Collected data entries:
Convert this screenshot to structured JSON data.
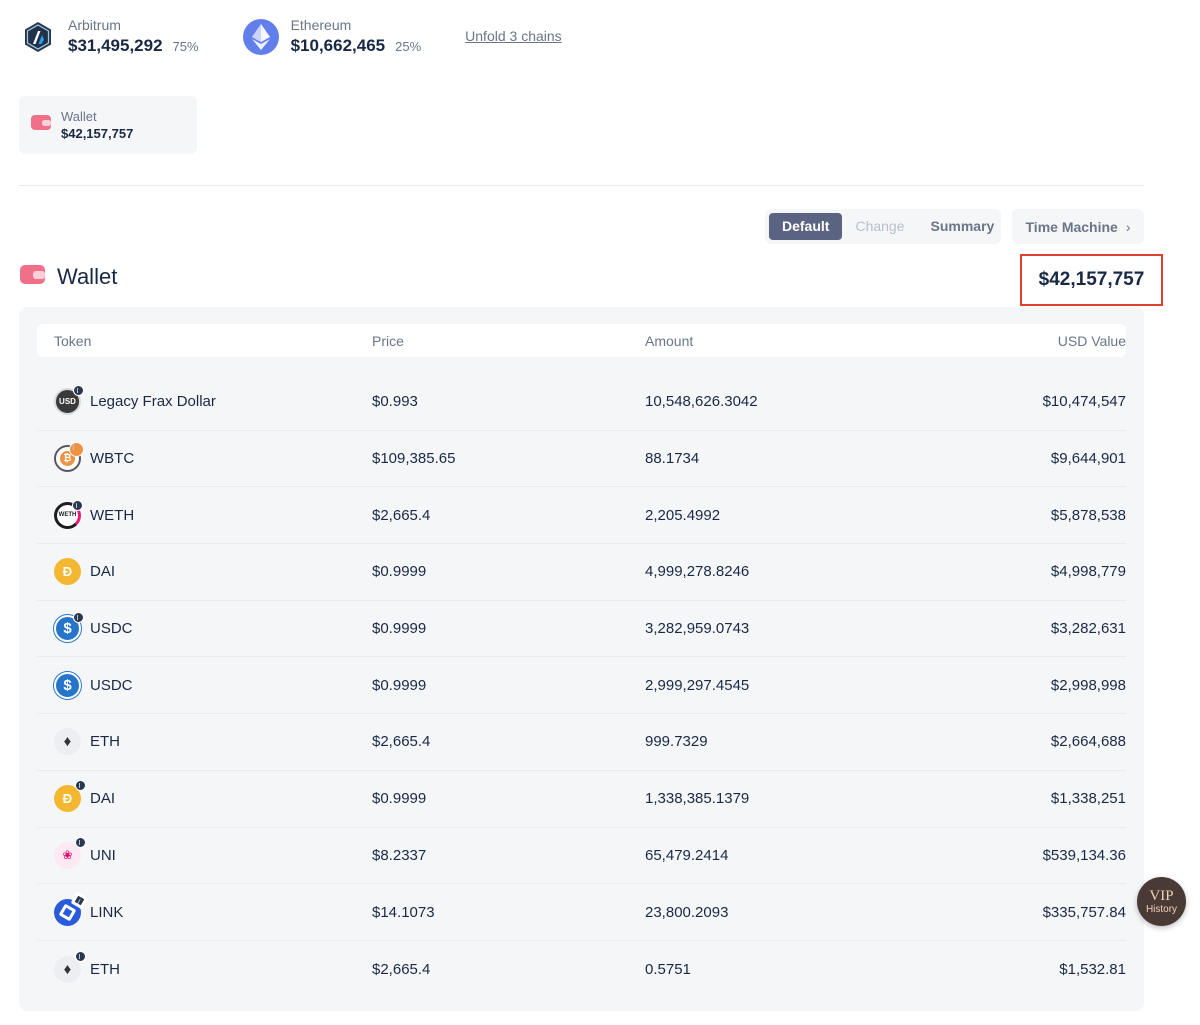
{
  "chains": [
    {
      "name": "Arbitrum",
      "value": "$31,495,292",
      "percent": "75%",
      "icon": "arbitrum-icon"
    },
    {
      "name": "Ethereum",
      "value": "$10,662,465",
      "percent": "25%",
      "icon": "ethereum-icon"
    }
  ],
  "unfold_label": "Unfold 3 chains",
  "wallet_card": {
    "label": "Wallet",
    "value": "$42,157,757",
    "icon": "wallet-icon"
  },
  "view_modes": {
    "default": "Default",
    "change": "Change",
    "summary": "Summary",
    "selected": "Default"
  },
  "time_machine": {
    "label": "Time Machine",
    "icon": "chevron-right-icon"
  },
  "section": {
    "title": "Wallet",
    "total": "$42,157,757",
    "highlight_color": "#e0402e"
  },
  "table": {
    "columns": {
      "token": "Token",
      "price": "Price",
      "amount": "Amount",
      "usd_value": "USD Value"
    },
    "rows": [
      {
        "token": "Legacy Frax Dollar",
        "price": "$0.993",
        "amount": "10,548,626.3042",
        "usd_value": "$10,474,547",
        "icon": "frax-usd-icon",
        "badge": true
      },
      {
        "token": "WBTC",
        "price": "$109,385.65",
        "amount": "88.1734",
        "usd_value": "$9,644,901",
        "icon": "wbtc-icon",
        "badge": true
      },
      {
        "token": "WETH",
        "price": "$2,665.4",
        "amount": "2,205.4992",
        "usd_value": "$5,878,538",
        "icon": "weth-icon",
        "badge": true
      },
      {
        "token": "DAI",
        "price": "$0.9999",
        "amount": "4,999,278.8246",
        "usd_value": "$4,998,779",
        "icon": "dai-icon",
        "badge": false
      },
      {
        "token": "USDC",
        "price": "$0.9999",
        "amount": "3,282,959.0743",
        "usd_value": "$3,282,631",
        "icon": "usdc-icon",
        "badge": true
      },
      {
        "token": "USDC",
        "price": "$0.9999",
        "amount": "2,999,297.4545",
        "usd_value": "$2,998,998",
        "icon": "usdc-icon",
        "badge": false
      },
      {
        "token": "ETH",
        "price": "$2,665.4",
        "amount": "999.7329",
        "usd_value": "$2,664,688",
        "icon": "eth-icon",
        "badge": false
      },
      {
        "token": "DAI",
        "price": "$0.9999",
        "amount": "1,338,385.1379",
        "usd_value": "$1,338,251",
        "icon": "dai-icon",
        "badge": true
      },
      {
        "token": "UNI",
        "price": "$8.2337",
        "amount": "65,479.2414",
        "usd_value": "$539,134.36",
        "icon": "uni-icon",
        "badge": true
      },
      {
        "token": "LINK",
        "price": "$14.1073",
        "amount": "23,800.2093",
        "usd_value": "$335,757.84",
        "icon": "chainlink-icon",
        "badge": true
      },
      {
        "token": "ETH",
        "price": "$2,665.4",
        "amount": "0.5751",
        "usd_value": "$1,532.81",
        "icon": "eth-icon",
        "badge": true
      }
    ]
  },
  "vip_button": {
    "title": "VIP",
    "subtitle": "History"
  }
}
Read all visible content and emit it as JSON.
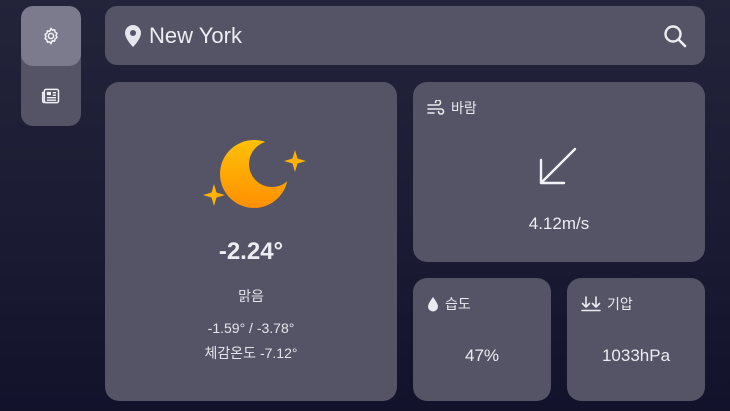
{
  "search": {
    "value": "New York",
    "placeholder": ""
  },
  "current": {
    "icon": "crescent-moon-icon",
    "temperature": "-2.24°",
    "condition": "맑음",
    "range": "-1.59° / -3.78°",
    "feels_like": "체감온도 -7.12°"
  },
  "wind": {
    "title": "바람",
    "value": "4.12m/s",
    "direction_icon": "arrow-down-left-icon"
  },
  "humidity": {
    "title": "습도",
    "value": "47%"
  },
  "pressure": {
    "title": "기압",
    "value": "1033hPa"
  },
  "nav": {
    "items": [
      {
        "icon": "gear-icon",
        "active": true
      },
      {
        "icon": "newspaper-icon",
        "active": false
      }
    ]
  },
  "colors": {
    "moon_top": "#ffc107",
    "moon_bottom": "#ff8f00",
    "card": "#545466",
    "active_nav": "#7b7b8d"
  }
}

• PROBLEM STATEMENT: Copy each line exactly, and leave the pictures out of your copy.

• SOLVED EXERCISE:
Convert this screenshot to structured JSON data.
{
  "chains": [
    {
      "name": "Arbitrum",
      "value": "$31,495,292",
      "percent": "75%",
      "icon": "arbitrum-icon"
    },
    {
      "name": "Ethereum",
      "value": "$10,662,465",
      "percent": "25%",
      "icon": "ethereum-icon"
    }
  ],
  "unfold_label": "Unfold 3 chains",
  "wallet_card": {
    "label": "Wallet",
    "value": "$42,157,757",
    "icon": "wallet-icon"
  },
  "view_modes": {
    "default": "Default",
    "change": "Change",
    "summary": "Summary",
    "selected": "Default"
  },
  "time_machine": {
    "label": "Time Machine",
    "icon": "chevron-right-icon"
  },
  "section": {
    "title": "Wallet",
    "total": "$42,157,757",
    "highlight_color": "#e0402e"
  },
  "table": {
    "columns": {
      "token": "Token",
      "price": "Price",
      "amount": "Amount",
      "usd_value": "USD Value"
    },
    "rows": [
      {
        "token": "Legacy Frax Dollar",
        "price": "$0.993",
        "amount": "10,548,626.3042",
        "usd_value": "$10,474,547",
        "icon": "frax-usd-icon",
        "badge": true
      },
      {
        "token": "WBTC",
        "price": "$109,385.65",
        "amount": "88.1734",
        "usd_value": "$9,644,901",
        "icon": "wbtc-icon",
        "badge": true
      },
      {
        "token": "WETH",
        "price": "$2,665.4",
        "amount": "2,205.4992",
        "usd_value": "$5,878,538",
        "icon": "weth-icon",
        "badge": true
      },
      {
        "token": "DAI",
        "price": "$0.9999",
        "amount": "4,999,278.8246",
        "usd_value": "$4,998,779",
        "icon": "dai-icon",
        "badge": false
      },
      {
        "token": "USDC",
        "price": "$0.9999",
        "amount": "3,282,959.0743",
        "usd_value": "$3,282,631",
        "icon": "usdc-icon",
        "badge": true
      },
      {
        "token": "USDC",
        "price": "$0.9999",
        "amount": "2,999,297.4545",
        "usd_value": "$2,998,998",
        "icon": "usdc-icon",
        "badge": false
      },
      {
        "token": "ETH",
        "price": "$2,665.4",
        "amount": "999.7329",
        "usd_value": "$2,664,688",
        "icon": "eth-icon",
        "badge": false
      },
      {
        "token": "DAI",
        "price": "$0.9999",
        "amount": "1,338,385.1379",
        "usd_value": "$1,338,251",
        "icon": "dai-icon",
        "badge": true
      },
      {
        "token": "UNI",
        "price": "$8.2337",
        "amount": "65,479.2414",
        "usd_value": "$539,134.36",
        "icon": "uni-icon",
        "badge": true
      },
      {
        "token": "LINK",
        "price": "$14.1073",
        "amount": "23,800.2093",
        "usd_value": "$335,757.84",
        "icon": "chainlink-icon",
        "badge": true
      },
      {
        "token": "ETH",
        "price": "$2,665.4",
        "amount": "0.5751",
        "usd_value": "$1,532.81",
        "icon": "eth-icon",
        "badge": true
      }
    ]
  },
  "vip_button": {
    "title": "VIP",
    "subtitle": "History"
  }
}
Read all visible content and emit it as JSON.
{
  "search": {
    "value": "New York",
    "placeholder": ""
  },
  "current": {
    "icon": "crescent-moon-icon",
    "temperature": "-2.24°",
    "condition": "맑음",
    "range": "-1.59° / -3.78°",
    "feels_like": "체감온도 -7.12°"
  },
  "wind": {
    "title": "바람",
    "value": "4.12m/s",
    "direction_icon": "arrow-down-left-icon"
  },
  "humidity": {
    "title": "습도",
    "value": "47%"
  },
  "pressure": {
    "title": "기압",
    "value": "1033hPa"
  },
  "nav": {
    "items": [
      {
        "icon": "gear-icon",
        "active": true
      },
      {
        "icon": "newspaper-icon",
        "active": false
      }
    ]
  },
  "colors": {
    "moon_top": "#ffc107",
    "moon_bottom": "#ff8f00",
    "card": "#545466",
    "active_nav": "#7b7b8d"
  }
}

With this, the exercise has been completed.